Source:
-------------------------

Monday, July 21st, 2008

Google makes me smarter

Filed under: Science and Technology — Daniel Lemire @ 8:54

I am a bit late to the show, but I would like to comment on Carr’s Is Google Making Us Stupid? Carr’s observation is simple:

Once I was a scuba diver in the sea of words. Now I zip along the surface like a guy on a Jet Ski.

Here are my thoughts:

  • Quite often, as a teenager, I would read long-winded technical books and conclude “Oh! That’s what he meant to say”. Unavoidably, I would find a very concise way to represent the same information. I am not surprised if people read fewer books, assuming that is even true, because large textbooks are not an optimal communication channel. Books have several deficiencies: they are static, they are not interactive, and they are often not concise. It would not do to try to publish a 12-page book, so authors have a strong incentive to elaborate (sometimes uselessly).
  • My research has grown better thanks to the Web, not worse. I can quickly survey a field, cross-reference statements, drill-down on an issue, roll-up to get an overview, and so on. Anyone who claims researchers were better off without the Web should try cutting off his net connection for a decade, and see what happens. I doubt very much if the research would be any deeper, it might just become narrower.
  • At all time throughout history, few people have given serious thought to any one topic. The fact that you, as an individual, spend your time facing issues that you cannot think through, does not mean that as a whole, humanity has become shallow.
  • You must not let yourself be overwhelmed. There are proper ways to use the Web. What you do not want to do is to try to stay afloat by skimming the new events. Setup filters and remain firm in your dedication to a few objects. Learn to focus in the chaos. Be rude: if something is outside the scope of your interests, say so. Technology can extend its coverage infinitely, you cannot.

We need a more negative culture

Filed under: Academia/Research — Daniel Lemire @ 7:58

There is a strong bias in science, at least in Computer Science, toward positive results. For example, showing that algorithm A is better than algorithm B, will get you published. Reporting the opposite result is likely to get your paper rejected.

One justification for the value of positive results is that it gives you more information. Indeed, there is infinite number of possibilities. Listing all the cases that are of no interest would take too long. We better focus on what works!

This argument is fallacious since it ignores one of the pillars of science: reproducibility. By taking away the possibility of publishing negative results, we basically throw away the most important reason why we require reproducibility: to verify what others have done.

Times and times again, I come across falsehoods in science. Typically, they occur when reporting experimental results that are either badly interpreted or badly implemented. Here is a typical scenario:

  • Researcher A publishes some paper where he makes some false statement.
  • The statement is compelling. It matches people’s intuition.
  • The work becomes well known and is repeatedly cited.

-------------------------

Entries shown:

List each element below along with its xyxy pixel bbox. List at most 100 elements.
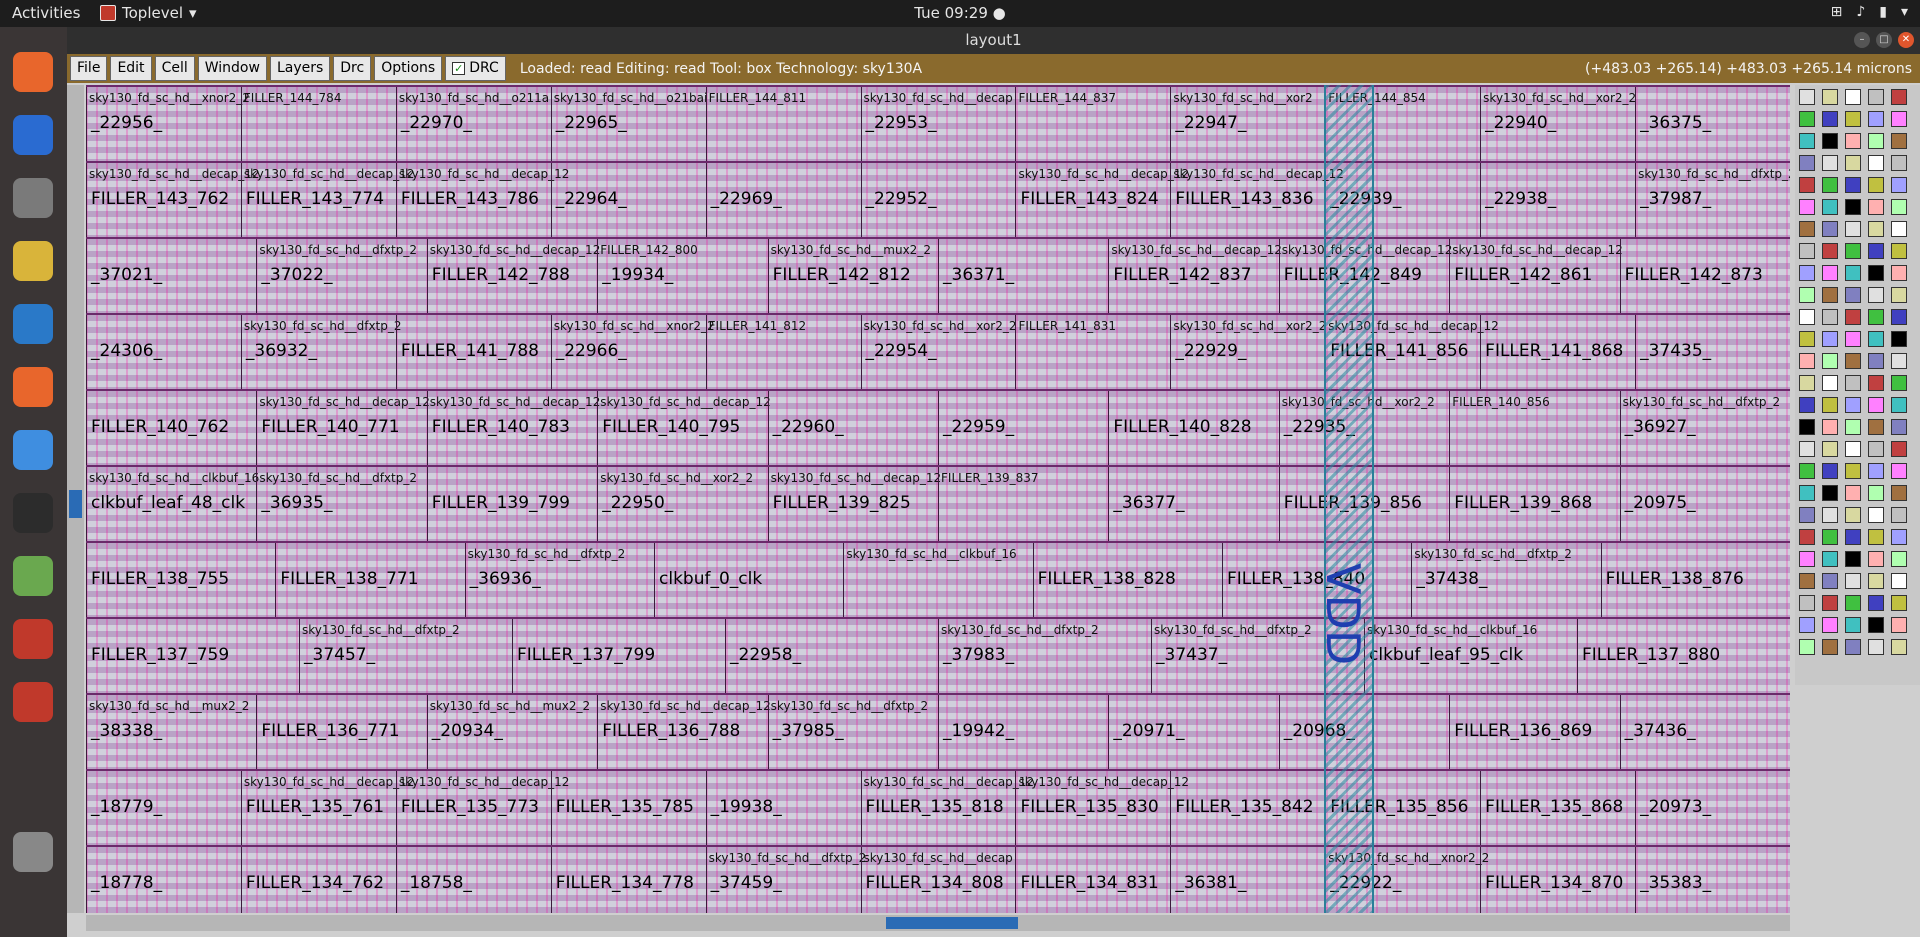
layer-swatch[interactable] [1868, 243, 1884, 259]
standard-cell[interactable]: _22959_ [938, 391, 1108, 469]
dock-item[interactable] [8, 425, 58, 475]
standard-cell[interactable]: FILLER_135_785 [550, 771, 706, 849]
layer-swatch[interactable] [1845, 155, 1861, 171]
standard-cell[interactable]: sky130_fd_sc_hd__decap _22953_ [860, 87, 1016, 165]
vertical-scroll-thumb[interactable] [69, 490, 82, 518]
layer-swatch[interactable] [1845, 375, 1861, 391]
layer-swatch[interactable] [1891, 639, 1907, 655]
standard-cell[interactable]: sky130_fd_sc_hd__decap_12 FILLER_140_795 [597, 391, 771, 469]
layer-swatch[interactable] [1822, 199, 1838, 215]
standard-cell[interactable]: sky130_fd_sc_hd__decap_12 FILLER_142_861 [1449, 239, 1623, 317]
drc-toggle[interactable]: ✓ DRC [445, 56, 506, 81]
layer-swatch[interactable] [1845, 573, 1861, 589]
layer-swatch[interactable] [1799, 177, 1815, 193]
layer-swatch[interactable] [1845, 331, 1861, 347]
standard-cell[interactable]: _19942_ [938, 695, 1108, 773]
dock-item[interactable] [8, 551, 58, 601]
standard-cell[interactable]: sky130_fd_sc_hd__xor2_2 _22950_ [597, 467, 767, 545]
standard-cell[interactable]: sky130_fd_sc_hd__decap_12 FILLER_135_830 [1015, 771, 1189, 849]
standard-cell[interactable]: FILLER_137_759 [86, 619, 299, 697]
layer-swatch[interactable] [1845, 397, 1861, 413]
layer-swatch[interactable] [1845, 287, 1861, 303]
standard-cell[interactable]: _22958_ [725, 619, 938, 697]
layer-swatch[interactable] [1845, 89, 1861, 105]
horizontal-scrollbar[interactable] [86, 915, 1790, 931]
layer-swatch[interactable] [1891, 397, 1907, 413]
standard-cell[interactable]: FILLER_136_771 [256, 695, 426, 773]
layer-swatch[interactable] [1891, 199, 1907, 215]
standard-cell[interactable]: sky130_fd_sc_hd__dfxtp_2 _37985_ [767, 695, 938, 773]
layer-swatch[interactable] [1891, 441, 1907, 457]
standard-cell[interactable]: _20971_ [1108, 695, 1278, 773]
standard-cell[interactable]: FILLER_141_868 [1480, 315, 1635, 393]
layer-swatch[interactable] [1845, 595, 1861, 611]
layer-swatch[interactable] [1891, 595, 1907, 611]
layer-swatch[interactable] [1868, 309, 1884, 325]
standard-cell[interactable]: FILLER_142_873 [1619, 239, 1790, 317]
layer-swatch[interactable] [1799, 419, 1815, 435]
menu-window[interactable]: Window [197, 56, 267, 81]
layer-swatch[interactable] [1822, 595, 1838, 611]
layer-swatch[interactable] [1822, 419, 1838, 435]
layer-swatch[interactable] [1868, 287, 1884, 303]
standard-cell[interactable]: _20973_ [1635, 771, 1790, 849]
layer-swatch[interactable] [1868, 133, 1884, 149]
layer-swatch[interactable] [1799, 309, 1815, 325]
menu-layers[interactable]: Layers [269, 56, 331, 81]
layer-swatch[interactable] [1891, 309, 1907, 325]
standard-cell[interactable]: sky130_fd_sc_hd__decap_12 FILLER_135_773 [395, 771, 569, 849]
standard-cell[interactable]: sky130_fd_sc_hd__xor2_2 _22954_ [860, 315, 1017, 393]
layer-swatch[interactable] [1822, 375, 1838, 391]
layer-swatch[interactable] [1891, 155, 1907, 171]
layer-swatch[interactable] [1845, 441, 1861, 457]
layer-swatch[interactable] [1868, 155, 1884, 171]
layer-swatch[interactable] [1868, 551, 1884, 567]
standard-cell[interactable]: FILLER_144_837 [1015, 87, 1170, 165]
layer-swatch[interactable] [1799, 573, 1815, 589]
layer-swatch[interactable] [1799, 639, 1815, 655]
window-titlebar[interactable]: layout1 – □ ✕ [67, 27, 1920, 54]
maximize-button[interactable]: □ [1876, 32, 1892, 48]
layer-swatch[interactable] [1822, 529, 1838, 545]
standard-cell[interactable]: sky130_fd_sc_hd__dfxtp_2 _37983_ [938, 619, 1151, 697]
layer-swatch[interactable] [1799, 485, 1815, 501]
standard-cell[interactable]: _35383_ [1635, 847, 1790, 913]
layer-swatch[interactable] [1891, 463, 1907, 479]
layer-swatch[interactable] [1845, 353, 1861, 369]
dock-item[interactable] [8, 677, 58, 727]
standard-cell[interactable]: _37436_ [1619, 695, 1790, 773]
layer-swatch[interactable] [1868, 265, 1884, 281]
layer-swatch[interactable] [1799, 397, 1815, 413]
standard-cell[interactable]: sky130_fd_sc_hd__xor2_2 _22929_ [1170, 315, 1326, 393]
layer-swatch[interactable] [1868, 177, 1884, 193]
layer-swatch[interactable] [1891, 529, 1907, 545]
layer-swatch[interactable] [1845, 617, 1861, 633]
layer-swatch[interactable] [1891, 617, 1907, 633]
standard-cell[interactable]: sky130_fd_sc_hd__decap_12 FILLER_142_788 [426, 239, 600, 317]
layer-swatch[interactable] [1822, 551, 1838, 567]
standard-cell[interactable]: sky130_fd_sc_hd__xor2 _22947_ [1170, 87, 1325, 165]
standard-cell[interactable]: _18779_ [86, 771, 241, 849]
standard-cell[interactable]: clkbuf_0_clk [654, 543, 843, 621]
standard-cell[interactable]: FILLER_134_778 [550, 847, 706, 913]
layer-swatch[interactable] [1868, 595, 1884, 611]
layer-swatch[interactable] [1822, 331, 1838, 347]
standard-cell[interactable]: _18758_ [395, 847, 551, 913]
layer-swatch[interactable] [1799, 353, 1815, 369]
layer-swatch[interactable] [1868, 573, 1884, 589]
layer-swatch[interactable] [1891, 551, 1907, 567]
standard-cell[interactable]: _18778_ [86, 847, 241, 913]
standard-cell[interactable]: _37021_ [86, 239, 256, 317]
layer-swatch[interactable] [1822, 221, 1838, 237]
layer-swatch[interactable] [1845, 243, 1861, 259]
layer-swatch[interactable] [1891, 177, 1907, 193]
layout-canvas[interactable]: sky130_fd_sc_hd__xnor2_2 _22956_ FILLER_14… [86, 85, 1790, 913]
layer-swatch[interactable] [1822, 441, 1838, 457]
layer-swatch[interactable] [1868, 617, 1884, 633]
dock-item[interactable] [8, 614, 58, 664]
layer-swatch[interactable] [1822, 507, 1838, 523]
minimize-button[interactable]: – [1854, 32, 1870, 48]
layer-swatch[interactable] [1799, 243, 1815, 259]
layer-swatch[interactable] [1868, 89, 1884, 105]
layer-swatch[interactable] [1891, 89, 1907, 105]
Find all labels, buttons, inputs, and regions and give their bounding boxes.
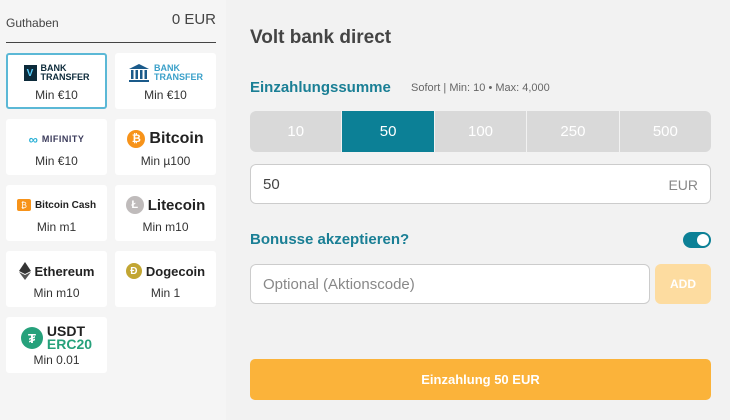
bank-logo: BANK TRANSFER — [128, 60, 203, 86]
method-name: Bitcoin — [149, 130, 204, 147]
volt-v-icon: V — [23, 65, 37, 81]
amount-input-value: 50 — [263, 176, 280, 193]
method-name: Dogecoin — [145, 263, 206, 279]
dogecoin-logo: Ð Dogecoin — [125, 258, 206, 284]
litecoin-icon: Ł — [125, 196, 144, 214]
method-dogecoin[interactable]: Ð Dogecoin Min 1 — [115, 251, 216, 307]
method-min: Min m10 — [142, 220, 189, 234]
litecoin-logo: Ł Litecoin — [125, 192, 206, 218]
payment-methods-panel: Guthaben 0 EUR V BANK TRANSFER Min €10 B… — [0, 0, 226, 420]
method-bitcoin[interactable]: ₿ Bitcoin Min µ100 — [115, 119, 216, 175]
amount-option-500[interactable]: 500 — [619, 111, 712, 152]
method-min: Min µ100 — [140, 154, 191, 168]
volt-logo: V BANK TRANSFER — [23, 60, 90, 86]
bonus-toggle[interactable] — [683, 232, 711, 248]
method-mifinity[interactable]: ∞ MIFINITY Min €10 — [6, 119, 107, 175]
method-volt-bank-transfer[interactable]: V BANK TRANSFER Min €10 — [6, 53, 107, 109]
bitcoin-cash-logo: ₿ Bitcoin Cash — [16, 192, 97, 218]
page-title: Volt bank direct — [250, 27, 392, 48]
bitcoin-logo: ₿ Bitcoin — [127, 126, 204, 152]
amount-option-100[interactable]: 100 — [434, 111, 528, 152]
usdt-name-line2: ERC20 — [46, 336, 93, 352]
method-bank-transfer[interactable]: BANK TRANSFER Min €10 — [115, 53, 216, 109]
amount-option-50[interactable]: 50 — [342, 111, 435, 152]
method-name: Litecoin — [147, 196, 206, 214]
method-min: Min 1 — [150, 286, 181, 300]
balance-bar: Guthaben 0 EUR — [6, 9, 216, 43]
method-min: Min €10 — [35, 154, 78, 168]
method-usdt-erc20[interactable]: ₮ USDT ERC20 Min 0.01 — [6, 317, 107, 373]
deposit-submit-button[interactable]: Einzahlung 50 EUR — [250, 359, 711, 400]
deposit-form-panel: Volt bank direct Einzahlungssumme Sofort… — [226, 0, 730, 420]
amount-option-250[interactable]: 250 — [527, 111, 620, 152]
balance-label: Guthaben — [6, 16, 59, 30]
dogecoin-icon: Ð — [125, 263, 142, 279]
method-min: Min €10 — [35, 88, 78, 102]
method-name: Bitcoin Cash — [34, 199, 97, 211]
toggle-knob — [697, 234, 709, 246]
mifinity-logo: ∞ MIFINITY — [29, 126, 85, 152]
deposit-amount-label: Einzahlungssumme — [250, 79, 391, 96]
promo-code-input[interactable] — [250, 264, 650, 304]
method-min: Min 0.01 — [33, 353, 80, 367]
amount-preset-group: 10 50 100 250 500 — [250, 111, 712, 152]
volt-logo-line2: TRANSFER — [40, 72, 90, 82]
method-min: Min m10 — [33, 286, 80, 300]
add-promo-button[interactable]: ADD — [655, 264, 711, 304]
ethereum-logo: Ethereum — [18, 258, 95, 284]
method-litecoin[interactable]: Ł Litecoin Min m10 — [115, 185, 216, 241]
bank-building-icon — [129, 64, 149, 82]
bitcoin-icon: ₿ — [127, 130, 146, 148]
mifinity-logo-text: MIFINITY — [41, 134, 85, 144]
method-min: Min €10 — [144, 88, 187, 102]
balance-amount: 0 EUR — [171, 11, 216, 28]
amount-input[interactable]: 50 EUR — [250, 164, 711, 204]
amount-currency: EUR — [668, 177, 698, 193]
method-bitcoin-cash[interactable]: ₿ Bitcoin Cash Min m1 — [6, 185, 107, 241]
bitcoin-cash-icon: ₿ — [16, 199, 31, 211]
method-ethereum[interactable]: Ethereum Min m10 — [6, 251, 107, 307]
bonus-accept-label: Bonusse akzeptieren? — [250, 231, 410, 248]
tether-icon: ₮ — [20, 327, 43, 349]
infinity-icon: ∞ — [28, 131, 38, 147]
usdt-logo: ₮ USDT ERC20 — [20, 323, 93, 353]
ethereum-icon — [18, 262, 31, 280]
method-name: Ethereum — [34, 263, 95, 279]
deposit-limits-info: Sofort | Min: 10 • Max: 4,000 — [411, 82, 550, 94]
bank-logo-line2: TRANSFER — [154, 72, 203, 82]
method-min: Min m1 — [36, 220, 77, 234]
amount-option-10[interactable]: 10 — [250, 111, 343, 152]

-------------------------

Objective: Could you copy the blog page from "We need a more" to "your paper rejected.", putting "Database Research" in place of "Computer Science"?

Full response:
We need a more negative culture

Filed under: Academia/Research — Daniel Lemire @ 7:58

There is a strong bias in science, at least in Database Research, toward positive results. For example, showing that algorithm A is better than algorithm B, will get you published. Reporting the opposite result is likely to get your paper rejected.